**提示文**
######

すぐに分かる症状はないのです。血液中にコレステロールや中性脂肪といった脂質が増加すると、動脈硬化が進み、血流が悪くなります。そのため、脂質異常症は血液検査で判明します。
――具体的には、血液検査のどの数値で分かるのでしょうか?
「悪玉コレステロール」「善玉コレステロール」という言葉は聞いたことがあるでしょうか。「悪玉コレステロール」を「LDLコレステロール」というのですが、その数値が高いと血管内にコレステロールが蓄積していることが分かります。
――コレステロールが関係しているということは、脂肪分の多い食事を好むなど、食生活が乱れている人が脂質異常症になりやすいのでしょうか?
血液中のコレステロール値が高い人のうち、約30%は遺伝性、すなわち体質によるものと言われています。コレステロールはほとんどが体内で作られるため、もともとそういう体質の人は食生活に関わらず数値が高くなってしまうのです。ですから、痩せていても、脂っこい食事をほとんど食べていなくても脂質異常症になる可能性はあります。
――脂質異常症は女性にも多いそうですね。
はい。女性ホルモンには血液中のコレステロールを抑える働きがあるのです。しかし、閉経後の更年期以降、女性ホルモンの分泌は次第に減少するため、年齢を重ねるとともにコレステロール値が上昇することになります。

######

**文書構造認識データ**
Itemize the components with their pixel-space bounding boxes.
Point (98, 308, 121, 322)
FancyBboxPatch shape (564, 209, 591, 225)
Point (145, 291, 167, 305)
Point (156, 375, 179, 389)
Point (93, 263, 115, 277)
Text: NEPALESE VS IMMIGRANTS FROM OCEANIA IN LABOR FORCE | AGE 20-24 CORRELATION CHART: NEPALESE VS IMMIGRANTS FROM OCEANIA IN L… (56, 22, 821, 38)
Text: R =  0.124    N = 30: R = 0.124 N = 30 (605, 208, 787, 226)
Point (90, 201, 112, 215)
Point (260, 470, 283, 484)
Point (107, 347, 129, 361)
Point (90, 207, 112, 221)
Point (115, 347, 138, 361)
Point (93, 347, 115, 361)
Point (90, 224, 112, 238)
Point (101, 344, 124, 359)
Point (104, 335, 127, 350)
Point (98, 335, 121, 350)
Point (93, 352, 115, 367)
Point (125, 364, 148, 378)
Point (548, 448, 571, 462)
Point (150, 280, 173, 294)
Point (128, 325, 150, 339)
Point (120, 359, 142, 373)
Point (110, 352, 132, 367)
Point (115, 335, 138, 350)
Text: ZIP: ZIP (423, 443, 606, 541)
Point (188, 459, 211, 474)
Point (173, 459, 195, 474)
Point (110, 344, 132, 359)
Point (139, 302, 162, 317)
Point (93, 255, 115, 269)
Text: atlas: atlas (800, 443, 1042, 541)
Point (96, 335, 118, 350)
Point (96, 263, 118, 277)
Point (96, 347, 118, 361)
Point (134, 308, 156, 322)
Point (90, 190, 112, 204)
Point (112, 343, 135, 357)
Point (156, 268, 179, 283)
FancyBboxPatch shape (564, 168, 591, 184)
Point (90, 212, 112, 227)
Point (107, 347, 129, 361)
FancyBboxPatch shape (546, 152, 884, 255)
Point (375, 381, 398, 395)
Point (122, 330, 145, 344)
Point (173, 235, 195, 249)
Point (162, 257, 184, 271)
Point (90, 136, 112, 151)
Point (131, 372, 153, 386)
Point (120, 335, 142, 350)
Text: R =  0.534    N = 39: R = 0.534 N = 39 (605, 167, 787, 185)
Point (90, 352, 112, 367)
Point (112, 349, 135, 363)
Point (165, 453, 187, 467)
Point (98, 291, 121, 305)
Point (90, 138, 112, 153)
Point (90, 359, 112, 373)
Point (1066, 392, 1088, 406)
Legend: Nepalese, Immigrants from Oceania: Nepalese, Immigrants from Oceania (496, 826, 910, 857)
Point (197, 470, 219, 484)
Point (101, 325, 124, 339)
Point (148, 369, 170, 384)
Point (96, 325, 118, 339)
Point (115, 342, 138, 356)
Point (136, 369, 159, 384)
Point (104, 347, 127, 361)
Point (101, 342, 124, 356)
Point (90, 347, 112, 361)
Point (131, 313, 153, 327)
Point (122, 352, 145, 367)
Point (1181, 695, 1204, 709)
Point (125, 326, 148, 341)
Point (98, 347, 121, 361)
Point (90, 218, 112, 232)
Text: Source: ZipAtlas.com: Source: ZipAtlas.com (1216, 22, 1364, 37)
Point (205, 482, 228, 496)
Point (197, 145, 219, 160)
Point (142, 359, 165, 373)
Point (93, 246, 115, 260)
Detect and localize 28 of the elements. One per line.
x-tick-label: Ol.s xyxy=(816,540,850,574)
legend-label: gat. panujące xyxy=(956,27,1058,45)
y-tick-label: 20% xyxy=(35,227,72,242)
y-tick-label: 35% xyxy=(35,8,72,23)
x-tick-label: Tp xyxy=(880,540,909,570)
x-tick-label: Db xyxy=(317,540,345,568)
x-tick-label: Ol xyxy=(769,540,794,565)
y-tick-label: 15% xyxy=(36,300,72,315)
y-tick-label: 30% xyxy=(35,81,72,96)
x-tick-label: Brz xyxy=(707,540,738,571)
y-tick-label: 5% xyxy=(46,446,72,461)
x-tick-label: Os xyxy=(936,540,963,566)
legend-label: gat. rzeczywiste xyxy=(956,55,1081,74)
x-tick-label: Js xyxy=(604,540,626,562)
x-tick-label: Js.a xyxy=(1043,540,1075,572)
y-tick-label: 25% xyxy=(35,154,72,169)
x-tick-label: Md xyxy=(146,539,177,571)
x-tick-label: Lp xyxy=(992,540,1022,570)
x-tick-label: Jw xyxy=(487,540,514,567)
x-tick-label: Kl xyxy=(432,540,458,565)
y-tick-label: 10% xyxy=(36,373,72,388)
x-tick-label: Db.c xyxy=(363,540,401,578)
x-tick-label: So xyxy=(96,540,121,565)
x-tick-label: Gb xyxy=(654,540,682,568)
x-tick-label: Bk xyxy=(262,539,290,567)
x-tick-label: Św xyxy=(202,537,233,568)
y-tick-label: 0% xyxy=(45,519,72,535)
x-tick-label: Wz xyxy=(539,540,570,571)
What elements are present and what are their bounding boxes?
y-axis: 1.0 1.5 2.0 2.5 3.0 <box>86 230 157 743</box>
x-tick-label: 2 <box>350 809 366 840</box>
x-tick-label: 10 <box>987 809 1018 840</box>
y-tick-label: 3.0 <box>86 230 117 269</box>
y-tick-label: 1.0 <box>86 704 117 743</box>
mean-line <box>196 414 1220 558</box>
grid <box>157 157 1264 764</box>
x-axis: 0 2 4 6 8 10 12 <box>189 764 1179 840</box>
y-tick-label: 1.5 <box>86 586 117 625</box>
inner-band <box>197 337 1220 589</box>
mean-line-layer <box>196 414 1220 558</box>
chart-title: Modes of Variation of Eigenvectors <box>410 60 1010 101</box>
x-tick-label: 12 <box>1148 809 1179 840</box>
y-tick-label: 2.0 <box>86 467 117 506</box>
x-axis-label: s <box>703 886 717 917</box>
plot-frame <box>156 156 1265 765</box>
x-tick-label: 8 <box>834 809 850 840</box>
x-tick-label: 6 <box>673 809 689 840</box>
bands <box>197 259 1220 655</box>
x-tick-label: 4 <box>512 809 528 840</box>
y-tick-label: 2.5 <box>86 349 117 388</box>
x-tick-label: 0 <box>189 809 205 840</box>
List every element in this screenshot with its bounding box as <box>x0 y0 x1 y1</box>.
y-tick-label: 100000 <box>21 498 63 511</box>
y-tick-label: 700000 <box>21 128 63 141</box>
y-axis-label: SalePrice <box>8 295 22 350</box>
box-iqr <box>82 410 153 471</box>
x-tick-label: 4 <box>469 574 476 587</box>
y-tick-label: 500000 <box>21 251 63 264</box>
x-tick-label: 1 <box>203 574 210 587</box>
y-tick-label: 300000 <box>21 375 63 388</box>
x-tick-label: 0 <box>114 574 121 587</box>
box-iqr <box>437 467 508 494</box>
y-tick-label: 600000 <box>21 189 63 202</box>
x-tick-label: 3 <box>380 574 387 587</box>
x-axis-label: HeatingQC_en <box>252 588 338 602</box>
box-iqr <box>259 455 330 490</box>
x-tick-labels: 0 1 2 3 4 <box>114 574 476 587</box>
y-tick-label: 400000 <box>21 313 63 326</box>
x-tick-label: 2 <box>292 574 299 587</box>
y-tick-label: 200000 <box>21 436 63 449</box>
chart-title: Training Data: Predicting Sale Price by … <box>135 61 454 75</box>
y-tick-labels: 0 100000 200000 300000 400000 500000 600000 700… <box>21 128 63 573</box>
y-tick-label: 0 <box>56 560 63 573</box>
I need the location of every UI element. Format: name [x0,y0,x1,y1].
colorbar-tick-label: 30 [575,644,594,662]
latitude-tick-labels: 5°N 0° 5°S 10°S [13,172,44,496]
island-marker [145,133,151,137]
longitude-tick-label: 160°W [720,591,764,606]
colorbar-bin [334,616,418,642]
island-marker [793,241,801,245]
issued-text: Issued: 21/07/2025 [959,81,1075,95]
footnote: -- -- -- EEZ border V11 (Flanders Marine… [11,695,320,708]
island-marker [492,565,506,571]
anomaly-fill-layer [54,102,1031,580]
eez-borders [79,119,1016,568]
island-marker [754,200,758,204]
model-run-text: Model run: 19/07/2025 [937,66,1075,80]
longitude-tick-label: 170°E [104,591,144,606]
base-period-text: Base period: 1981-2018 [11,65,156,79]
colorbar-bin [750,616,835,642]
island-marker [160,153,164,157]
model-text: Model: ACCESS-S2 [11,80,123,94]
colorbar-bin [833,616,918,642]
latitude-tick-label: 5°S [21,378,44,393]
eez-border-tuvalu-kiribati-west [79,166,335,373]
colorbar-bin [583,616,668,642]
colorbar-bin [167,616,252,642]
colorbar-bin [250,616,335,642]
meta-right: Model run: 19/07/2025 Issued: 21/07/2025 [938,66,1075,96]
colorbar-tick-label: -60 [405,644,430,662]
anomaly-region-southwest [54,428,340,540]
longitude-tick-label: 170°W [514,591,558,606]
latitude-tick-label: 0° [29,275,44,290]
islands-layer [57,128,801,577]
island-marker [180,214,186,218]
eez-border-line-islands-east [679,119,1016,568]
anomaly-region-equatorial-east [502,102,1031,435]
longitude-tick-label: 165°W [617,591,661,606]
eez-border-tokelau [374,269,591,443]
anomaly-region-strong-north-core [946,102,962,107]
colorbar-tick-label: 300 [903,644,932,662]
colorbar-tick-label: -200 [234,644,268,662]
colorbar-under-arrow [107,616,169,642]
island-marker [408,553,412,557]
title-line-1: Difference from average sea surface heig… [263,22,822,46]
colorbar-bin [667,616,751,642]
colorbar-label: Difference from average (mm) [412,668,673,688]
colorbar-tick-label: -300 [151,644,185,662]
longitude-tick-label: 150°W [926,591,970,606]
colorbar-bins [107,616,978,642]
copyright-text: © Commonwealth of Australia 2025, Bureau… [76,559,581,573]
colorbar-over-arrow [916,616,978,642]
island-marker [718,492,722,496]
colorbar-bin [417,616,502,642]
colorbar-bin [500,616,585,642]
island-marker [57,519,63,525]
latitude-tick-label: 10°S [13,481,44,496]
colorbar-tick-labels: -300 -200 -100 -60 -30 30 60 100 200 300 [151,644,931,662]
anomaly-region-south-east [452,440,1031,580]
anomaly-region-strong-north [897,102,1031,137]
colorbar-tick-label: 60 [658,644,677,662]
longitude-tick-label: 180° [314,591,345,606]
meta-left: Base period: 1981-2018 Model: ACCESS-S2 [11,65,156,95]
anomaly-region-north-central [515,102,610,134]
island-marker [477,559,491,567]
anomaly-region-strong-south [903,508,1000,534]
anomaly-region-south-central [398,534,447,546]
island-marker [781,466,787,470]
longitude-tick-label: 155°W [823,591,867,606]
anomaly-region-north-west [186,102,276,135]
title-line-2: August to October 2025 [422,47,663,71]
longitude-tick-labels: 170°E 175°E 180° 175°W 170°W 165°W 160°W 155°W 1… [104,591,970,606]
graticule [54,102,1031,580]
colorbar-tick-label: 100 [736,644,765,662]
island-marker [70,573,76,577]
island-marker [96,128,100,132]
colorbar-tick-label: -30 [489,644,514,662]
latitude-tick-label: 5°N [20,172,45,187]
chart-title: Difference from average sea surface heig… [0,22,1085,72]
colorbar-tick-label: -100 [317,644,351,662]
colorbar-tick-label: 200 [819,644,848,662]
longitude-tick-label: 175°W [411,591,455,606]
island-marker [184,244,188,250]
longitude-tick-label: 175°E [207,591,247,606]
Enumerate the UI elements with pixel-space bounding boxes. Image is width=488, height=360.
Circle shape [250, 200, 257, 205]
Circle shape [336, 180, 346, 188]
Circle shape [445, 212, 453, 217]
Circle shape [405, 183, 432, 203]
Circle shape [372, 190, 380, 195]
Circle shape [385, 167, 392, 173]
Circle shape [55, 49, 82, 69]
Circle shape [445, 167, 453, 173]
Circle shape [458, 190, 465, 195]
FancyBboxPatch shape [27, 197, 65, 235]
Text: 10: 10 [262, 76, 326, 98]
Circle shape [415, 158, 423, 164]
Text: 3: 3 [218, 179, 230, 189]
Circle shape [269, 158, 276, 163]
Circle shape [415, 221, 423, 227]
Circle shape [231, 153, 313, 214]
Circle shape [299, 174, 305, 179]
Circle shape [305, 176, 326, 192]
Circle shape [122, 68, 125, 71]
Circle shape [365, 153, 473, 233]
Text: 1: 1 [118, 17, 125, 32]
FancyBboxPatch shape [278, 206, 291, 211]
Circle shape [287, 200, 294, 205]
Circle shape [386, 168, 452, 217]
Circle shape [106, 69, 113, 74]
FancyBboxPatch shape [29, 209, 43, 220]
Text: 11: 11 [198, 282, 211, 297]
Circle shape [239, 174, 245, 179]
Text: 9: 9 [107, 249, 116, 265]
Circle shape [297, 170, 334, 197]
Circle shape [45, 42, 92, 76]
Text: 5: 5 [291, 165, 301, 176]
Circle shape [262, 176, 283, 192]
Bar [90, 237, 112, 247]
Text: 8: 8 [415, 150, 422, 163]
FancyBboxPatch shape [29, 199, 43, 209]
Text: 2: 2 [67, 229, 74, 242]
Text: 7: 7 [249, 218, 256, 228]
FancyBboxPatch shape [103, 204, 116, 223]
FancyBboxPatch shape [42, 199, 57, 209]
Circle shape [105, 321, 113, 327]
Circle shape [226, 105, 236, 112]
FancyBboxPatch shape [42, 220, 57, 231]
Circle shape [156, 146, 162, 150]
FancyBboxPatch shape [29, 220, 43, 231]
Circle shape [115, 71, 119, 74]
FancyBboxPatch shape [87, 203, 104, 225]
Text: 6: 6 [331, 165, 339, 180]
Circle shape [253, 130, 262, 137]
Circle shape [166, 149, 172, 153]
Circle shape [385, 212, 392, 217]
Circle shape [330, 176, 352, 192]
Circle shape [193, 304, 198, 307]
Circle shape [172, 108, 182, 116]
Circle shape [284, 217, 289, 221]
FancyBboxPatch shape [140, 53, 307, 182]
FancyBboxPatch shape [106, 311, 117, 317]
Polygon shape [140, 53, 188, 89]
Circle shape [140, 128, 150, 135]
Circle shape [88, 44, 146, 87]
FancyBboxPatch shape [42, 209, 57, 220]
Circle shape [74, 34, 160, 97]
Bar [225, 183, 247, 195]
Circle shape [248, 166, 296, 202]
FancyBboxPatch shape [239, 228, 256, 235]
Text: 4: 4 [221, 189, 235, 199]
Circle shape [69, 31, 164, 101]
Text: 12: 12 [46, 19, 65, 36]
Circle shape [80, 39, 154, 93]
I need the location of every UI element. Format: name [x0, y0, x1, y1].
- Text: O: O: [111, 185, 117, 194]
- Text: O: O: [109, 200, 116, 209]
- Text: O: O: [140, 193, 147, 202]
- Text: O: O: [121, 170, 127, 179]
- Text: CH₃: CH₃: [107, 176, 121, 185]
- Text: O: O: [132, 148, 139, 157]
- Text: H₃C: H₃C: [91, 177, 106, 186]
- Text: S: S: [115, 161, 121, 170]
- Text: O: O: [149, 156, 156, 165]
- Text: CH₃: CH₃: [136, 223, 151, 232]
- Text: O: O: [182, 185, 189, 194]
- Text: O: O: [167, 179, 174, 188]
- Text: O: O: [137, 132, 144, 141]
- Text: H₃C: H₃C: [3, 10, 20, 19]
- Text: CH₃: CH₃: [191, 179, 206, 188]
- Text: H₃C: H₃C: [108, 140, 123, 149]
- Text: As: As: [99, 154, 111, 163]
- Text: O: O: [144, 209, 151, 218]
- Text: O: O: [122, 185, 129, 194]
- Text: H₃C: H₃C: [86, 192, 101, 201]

######

**課題**
提示文の中で「――」から始まる発言を、すべてそのまま書き出してください。

**解答**
――具体的には、血液検査のどの数値で分かるのでしょうか?
――コレステロールが関係しているということは、脂肪分の多い食事を好むなど、食生活が乱れている人が脂質異常症になりやすいのでしょうか?
――脂質異常症は女性にも多いそうですね。